[Extracted records start]

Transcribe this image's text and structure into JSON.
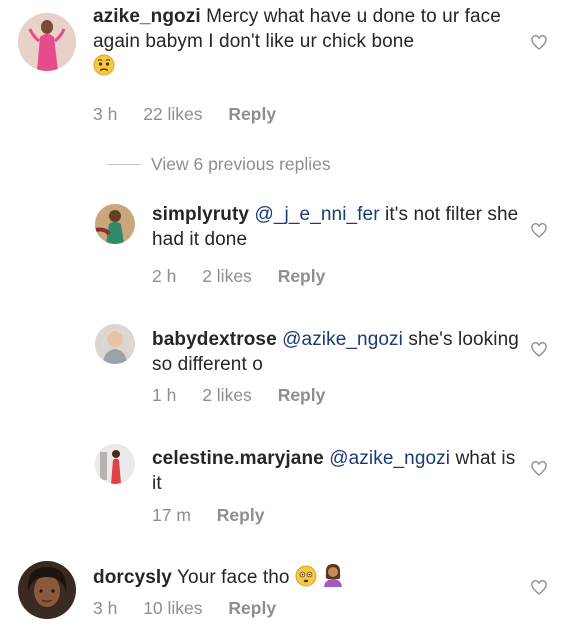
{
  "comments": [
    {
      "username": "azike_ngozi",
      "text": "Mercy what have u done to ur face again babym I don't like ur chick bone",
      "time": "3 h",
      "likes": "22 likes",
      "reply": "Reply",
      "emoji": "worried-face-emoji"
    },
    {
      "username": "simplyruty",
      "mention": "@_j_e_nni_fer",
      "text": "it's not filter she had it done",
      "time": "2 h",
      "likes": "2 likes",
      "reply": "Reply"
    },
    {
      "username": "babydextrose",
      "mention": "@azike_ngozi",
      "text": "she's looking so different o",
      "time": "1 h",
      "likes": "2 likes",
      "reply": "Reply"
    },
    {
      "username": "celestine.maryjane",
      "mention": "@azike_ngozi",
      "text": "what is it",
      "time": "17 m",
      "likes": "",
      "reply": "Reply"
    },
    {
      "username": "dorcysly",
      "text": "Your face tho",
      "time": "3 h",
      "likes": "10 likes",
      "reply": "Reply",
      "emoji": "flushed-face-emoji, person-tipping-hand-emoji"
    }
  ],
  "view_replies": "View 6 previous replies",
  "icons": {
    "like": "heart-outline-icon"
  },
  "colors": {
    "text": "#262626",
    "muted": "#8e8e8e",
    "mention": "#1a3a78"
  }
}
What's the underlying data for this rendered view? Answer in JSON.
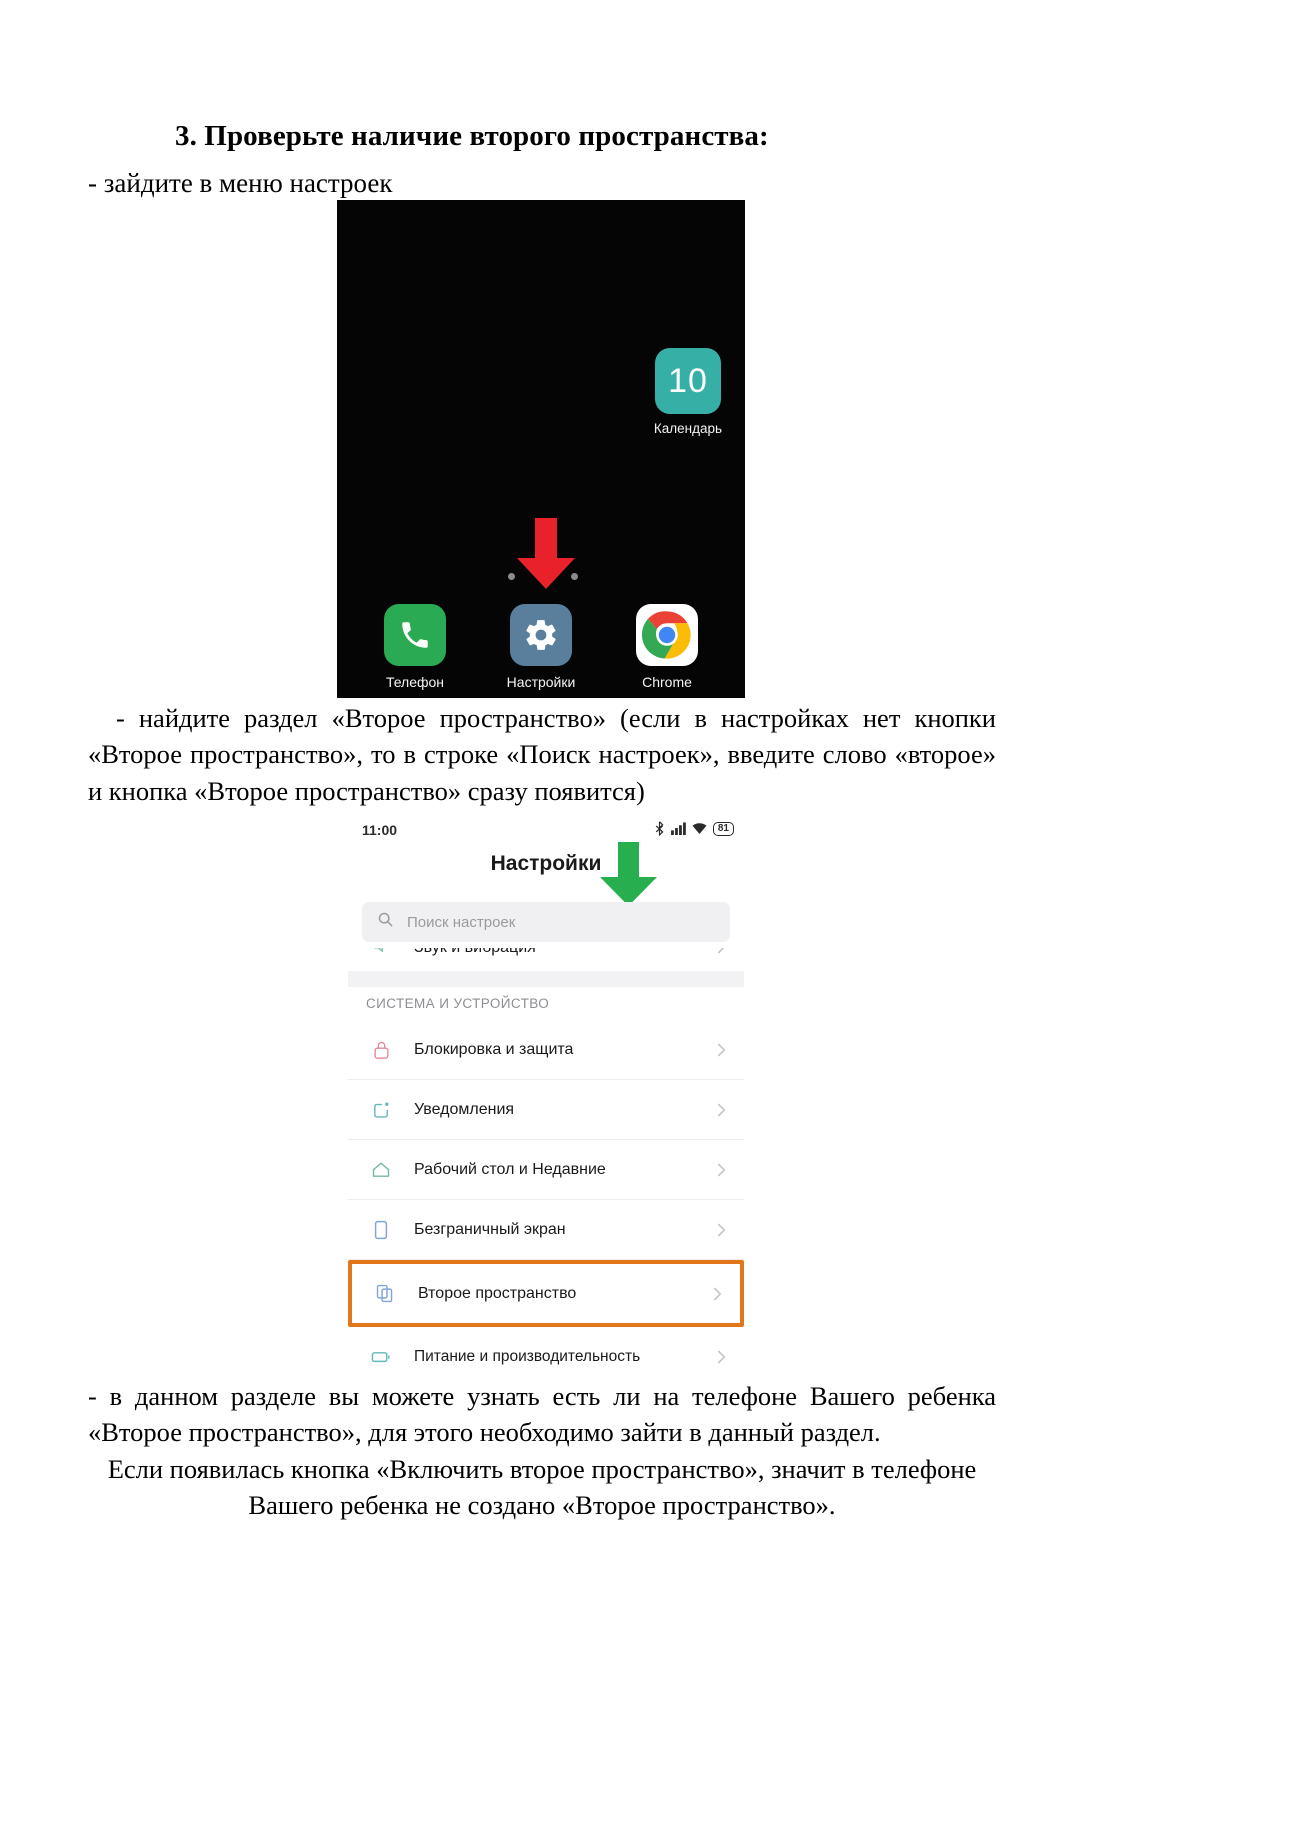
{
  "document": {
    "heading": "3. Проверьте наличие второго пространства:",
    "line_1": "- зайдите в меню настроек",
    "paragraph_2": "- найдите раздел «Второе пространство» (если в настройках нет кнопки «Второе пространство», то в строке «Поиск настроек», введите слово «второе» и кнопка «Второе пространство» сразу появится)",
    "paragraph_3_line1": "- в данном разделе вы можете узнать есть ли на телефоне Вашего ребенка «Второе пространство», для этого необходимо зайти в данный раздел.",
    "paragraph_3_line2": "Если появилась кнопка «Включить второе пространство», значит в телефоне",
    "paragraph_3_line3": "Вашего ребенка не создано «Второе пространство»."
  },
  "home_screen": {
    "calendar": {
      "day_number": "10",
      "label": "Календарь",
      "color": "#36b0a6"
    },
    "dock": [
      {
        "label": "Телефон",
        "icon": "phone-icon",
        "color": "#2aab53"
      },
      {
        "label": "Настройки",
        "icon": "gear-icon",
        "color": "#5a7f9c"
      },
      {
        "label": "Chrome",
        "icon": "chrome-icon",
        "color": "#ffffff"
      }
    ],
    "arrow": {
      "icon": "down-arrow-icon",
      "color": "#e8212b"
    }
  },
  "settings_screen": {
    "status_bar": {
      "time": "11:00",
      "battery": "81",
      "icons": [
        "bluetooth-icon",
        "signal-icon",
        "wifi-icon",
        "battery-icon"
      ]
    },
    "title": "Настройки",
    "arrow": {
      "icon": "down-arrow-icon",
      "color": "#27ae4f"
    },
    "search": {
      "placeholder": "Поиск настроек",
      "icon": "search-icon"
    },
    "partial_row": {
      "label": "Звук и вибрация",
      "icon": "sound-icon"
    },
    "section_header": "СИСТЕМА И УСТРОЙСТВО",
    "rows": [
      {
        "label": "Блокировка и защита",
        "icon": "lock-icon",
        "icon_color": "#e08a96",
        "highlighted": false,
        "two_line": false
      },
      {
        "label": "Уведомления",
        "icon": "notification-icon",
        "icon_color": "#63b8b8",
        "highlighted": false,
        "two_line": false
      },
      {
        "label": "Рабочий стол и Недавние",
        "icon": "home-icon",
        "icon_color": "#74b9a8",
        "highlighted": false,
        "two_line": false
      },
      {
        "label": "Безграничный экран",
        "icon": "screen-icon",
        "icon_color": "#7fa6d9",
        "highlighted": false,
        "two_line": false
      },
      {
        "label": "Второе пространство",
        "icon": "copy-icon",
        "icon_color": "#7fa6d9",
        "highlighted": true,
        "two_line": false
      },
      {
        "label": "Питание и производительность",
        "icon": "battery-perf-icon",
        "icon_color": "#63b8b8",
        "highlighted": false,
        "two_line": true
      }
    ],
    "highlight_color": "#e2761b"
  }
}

[Extracted records end]
[Extracted records start]

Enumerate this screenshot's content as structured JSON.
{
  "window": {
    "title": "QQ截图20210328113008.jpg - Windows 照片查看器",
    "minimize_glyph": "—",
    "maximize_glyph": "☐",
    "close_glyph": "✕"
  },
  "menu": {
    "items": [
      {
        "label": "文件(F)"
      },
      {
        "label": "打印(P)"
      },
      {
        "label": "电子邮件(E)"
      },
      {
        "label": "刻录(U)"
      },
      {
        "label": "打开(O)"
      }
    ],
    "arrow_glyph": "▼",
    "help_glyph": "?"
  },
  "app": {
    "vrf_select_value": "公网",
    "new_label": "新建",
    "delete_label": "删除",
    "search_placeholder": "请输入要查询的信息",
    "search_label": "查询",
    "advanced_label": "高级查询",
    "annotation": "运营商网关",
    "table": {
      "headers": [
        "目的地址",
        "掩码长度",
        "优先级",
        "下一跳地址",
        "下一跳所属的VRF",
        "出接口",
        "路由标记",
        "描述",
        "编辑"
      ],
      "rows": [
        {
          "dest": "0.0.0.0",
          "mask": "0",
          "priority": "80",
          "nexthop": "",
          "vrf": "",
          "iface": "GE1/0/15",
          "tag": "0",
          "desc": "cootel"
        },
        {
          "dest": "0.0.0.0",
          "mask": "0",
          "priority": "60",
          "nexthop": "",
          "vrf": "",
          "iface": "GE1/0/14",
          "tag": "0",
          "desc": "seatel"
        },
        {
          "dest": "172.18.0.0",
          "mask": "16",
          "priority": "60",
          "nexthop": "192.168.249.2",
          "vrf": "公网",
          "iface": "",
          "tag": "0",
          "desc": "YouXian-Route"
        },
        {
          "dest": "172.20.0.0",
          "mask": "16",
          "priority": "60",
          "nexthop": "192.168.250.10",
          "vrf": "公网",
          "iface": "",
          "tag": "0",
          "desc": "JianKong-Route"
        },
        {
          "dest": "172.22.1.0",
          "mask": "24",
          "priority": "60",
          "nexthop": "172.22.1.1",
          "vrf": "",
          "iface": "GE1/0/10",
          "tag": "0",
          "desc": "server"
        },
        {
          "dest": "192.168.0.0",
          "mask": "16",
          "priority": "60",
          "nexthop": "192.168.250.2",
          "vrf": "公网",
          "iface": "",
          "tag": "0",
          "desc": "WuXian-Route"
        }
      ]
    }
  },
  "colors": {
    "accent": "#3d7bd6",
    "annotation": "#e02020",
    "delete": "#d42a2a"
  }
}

[Extracted records end]

• _Exercise goal_
Find the string "dest" in the records, then copy each line where it occurs.

• _The solution_
          "dest": "0.0.0.0",
          "dest": "0.0.0.0",
          "dest": "172.18.0.0",
          "dest": "172.20.0.0",
          "dest": "172.22.1.0",
          "dest": "192.168.0.0",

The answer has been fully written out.